● Quoted text:
********************

Cache aware load-balancing

[RFC PATCH v4 07/28] sched: Add helper function to decide whether to allow cache aware scheduling

Posted by Chen Yu 1 month, 3 weeks ago

From: Tim Chen <tim.c.chen@linux.intel.com>

Cache-aware scheduling is designed to aggregate threads into their
preferred LLC, either via the task wake up path or the load balancing
path. One side effect is that when the preferred LLC is saturated,
more threads will continue to be stacked on it, degrading the workload's
latency. A strategy is needed to prevent this aggregation from going too
far such that the preferred LLC is too overloaded.

********************

● Records shown:
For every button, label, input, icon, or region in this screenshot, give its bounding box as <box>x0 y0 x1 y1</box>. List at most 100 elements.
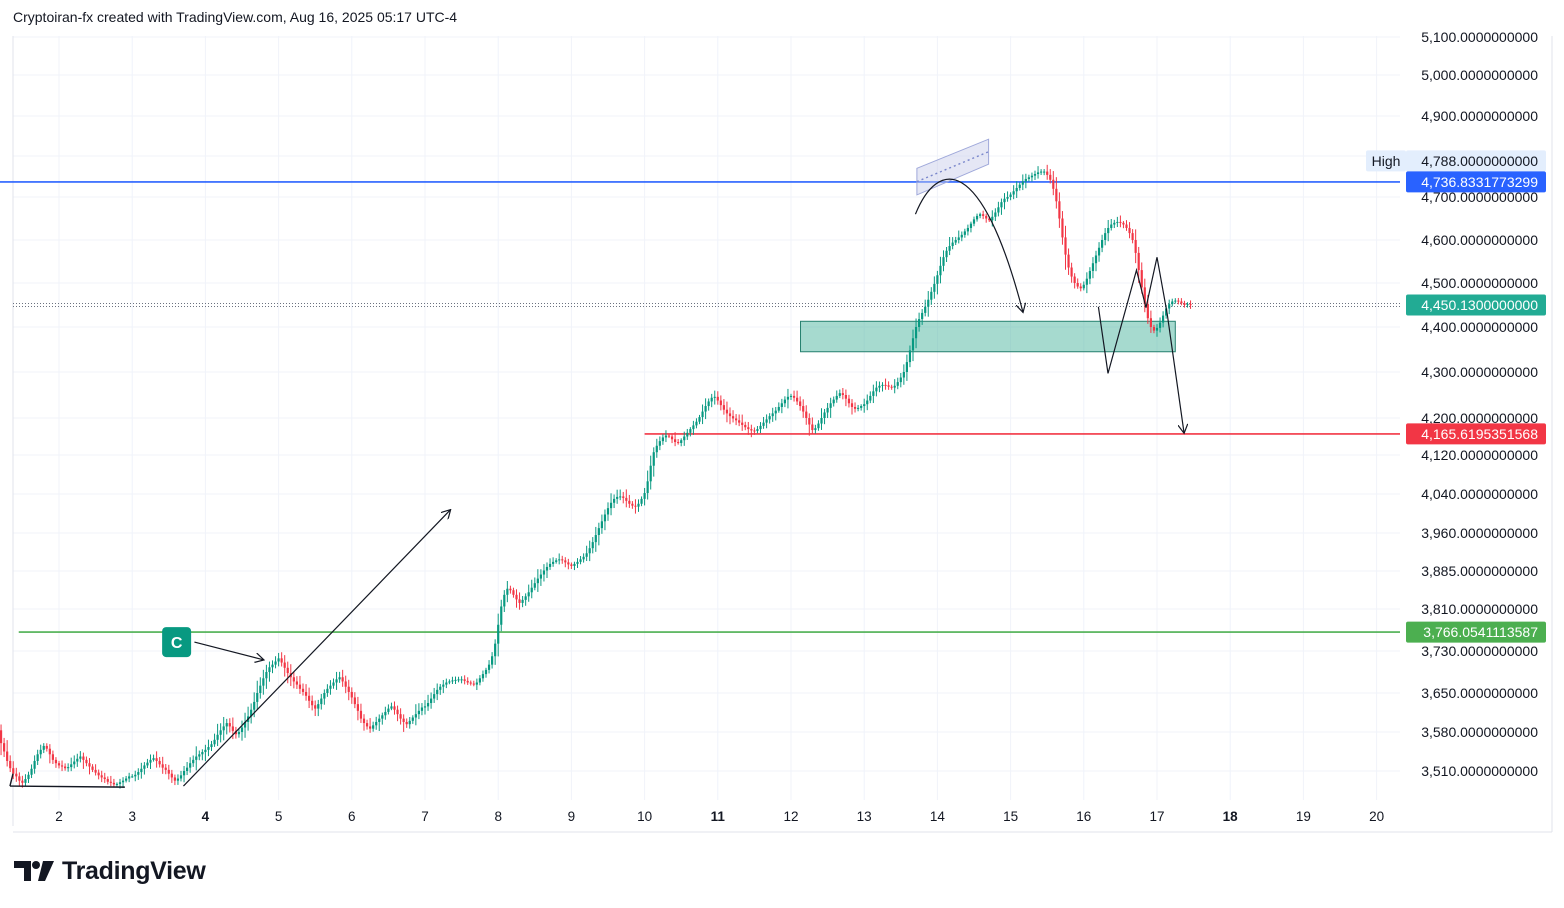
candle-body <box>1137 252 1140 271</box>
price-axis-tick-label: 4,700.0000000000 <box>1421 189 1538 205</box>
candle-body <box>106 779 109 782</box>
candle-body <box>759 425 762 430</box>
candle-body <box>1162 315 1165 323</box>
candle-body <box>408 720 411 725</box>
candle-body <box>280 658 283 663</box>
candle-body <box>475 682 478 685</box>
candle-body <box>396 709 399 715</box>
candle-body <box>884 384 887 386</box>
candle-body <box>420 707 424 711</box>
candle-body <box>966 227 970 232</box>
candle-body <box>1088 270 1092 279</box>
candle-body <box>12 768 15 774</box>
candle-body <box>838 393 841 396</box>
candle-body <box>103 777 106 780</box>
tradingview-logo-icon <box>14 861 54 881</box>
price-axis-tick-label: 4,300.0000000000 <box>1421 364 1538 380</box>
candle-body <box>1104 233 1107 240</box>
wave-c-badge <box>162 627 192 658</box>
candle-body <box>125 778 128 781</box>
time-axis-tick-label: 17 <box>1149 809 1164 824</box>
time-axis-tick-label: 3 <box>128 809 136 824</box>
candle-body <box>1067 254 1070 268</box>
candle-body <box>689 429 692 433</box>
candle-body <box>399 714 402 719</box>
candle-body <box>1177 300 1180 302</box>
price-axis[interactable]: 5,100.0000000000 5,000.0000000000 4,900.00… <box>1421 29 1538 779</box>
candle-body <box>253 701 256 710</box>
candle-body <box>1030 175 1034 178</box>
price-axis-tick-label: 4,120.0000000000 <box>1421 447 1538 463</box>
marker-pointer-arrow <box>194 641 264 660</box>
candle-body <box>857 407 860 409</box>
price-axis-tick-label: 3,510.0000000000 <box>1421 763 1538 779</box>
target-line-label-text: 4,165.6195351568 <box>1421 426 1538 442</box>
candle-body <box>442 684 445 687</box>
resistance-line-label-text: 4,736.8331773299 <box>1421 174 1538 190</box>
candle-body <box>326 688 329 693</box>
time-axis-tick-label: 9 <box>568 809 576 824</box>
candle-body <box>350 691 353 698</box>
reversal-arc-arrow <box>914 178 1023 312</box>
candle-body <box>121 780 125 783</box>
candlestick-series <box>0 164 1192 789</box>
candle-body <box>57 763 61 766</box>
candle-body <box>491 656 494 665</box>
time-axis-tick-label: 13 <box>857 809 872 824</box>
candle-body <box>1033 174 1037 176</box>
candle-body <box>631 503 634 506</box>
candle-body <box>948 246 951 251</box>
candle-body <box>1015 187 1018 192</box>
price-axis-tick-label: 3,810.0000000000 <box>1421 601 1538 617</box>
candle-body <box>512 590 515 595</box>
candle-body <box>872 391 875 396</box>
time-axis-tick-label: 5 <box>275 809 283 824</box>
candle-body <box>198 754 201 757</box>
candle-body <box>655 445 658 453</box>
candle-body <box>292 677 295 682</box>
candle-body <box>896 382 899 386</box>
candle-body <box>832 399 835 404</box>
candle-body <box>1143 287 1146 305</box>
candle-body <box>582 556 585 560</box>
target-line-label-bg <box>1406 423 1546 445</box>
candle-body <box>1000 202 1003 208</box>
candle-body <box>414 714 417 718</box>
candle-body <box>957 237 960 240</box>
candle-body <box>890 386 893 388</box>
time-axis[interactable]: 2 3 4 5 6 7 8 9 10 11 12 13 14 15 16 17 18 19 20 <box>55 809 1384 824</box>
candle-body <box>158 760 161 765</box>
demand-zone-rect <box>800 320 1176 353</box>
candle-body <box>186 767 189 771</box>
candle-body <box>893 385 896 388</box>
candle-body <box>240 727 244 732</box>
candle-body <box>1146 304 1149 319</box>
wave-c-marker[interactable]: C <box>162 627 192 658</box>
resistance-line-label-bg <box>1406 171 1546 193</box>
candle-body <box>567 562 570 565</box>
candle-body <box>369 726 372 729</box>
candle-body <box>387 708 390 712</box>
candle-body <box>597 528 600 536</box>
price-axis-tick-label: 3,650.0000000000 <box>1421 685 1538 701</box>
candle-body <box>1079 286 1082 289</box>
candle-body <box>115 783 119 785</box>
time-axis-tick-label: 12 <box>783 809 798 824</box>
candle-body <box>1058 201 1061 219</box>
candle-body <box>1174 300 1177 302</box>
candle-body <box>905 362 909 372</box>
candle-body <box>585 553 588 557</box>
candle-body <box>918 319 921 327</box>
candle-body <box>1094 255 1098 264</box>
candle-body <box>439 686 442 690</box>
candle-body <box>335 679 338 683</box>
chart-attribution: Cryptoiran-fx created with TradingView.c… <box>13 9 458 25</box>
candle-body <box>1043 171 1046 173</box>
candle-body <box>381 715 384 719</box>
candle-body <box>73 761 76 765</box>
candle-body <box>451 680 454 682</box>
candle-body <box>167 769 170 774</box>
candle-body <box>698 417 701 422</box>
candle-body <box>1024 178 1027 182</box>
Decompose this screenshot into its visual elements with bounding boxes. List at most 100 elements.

********************

● Stated goal: Condense the patch description's paragraph beginning "Cache-aware scheduling is designed" into a short bulleted list that keeps its main facts. The rows aren't needed for this.

● Exercise output:
- Cache-aware scheduling gathers threads into their preferred LLC, through either the task wake-up path or the load-balancing path.
- A side effect is that once the preferred LLC is saturated, more threads keep stacking on it, which degrades the workload's latency.
- A strategy is needed to stop this aggregation before the preferred LLC becomes too overloaded.